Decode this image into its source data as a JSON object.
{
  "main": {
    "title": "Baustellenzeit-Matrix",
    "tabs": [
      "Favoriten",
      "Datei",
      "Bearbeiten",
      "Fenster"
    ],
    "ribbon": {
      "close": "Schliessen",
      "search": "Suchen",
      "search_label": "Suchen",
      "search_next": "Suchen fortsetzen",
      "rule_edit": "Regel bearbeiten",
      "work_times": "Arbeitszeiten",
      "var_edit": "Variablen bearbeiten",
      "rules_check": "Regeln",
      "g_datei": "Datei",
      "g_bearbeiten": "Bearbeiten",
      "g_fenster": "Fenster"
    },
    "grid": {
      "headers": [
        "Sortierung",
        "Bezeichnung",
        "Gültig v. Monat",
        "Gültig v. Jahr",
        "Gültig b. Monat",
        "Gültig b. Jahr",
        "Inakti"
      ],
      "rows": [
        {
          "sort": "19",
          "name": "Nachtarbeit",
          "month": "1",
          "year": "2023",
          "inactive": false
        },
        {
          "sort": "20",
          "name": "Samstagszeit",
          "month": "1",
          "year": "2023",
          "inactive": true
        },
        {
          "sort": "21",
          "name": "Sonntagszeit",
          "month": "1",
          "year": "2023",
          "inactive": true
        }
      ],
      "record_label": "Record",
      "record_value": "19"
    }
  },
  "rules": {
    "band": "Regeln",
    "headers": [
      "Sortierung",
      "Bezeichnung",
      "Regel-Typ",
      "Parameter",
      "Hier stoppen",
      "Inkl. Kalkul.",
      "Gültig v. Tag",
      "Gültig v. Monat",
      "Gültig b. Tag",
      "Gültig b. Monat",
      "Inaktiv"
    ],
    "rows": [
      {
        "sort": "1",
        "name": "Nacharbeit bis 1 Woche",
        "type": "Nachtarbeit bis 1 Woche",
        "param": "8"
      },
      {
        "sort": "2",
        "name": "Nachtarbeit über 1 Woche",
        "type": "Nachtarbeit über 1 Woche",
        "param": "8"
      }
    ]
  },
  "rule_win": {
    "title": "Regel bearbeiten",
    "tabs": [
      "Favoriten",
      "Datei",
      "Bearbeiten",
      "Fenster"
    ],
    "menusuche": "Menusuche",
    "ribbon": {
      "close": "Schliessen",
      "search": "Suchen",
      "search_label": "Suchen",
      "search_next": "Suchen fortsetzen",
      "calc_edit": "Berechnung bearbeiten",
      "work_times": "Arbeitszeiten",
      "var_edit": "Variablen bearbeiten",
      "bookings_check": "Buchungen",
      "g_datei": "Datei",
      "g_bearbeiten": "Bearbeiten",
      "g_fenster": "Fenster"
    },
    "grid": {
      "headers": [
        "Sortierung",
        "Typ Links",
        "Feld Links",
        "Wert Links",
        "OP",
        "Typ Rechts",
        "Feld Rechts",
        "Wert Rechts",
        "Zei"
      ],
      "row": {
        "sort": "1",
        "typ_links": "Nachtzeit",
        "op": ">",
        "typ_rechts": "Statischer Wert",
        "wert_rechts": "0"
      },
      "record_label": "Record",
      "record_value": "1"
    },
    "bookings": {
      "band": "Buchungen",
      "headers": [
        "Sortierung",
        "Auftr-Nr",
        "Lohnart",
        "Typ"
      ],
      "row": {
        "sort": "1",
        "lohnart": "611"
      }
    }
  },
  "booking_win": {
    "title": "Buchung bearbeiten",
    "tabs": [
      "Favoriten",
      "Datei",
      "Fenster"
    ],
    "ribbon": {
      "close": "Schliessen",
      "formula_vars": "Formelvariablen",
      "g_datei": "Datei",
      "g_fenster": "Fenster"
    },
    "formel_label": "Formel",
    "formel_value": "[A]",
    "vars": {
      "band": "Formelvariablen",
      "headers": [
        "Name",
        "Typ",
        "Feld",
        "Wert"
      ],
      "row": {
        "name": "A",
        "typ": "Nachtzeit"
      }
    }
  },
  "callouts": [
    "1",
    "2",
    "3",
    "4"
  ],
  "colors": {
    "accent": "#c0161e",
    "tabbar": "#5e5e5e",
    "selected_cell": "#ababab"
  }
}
============================================================
THE EXERCISE. Take each line containing the string "Woche" and copy it out.

OUTPUT FOR THIS EXERCISE.
        "name": "Nacharbeit bis 1 Woche",
        "type": "Nachtarbeit bis 1 Woche",
        "name": "Nachtarbeit über 1 Woche",
        "type": "Nachtarbeit über 1 Woche",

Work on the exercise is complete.